* [WHAT NEEDS TO BE DONE]
Write the data out again exactly, dropping any images it holds.

* [DATA EXTRACT]
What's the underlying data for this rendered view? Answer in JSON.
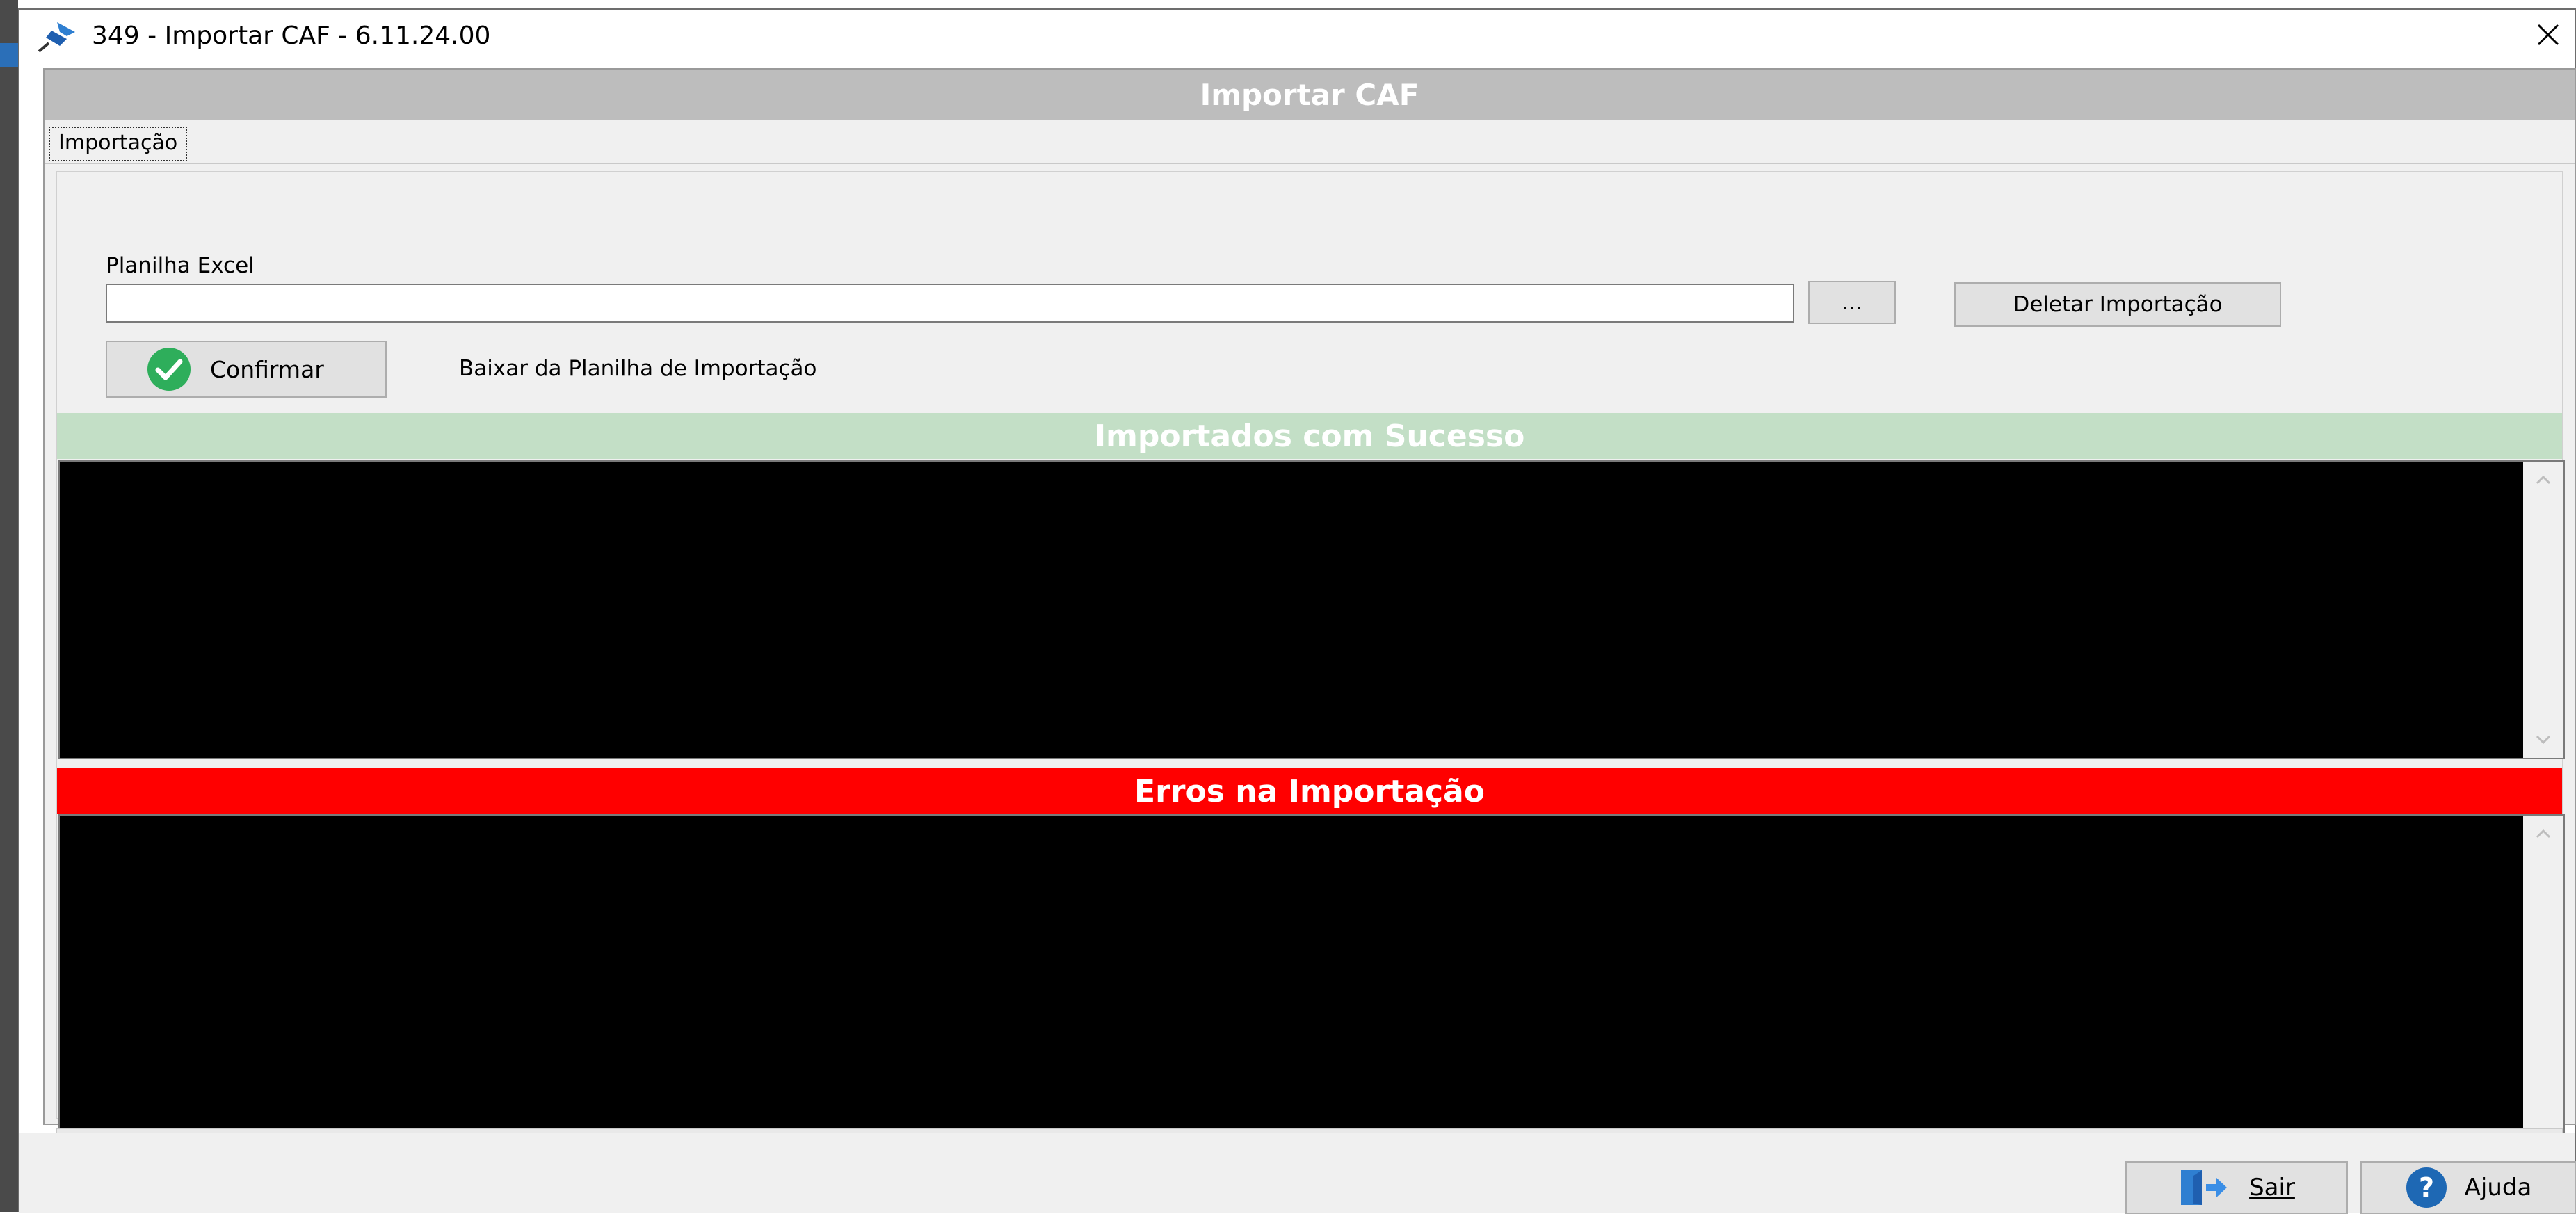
{
  "window": {
    "title": "349 - Importar CAF - 6.11.24.00"
  },
  "header": {
    "title": "Importar CAF"
  },
  "tabs": [
    {
      "label": "Importação"
    }
  ],
  "form": {
    "file_label": "Planilha Excel",
    "file_value": "",
    "browse_label": "...",
    "delete_label": "Deletar Importação",
    "confirm_label": "Confirmar",
    "download_label": "Baixar da Planilha de Importação"
  },
  "sections": {
    "success_title": "Importados com Sucesso",
    "errors_title": "Erros na Importação"
  },
  "footer": {
    "exit_label": "Sair",
    "help_label": "Ajuda"
  },
  "colors": {
    "header_bg": "#bdbdbd",
    "success_bg": "#c3dfc6",
    "error_bg": "#ff0000",
    "list_bg": "#000000",
    "confirm_icon": "#2eae5b",
    "help_icon": "#1e68b4",
    "exit_icon": "#3a7bd5"
  },
  "icons": {
    "app": "pin-icon",
    "close": "close-icon",
    "confirm": "check-circle-icon",
    "exit": "exit-door-icon",
    "help": "help-circle-icon"
  }
}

* [FULL OUTPUT]
What's the underlying data for this rendered view? Answer in JSON.
{
  "window": {
    "title": "349 - Importar CAF - 6.11.24.00"
  },
  "header": {
    "title": "Importar CAF"
  },
  "tabs": [
    {
      "label": "Importação"
    }
  ],
  "form": {
    "file_label": "Planilha Excel",
    "file_value": "",
    "browse_label": "...",
    "delete_label": "Deletar Importação",
    "confirm_label": "Confirmar",
    "download_label": "Baixar da Planilha de Importação"
  },
  "sections": {
    "success_title": "Importados com Sucesso",
    "errors_title": "Erros na Importação"
  },
  "footer": {
    "exit_label": "Sair",
    "help_label": "Ajuda"
  },
  "colors": {
    "header_bg": "#bdbdbd",
    "success_bg": "#c3dfc6",
    "error_bg": "#ff0000",
    "list_bg": "#000000",
    "confirm_icon": "#2eae5b",
    "help_icon": "#1e68b4",
    "exit_icon": "#3a7bd5"
  },
  "icons": {
    "app": "pin-icon",
    "close": "close-icon",
    "confirm": "check-circle-icon",
    "exit": "exit-door-icon",
    "help": "help-circle-icon"
  }
}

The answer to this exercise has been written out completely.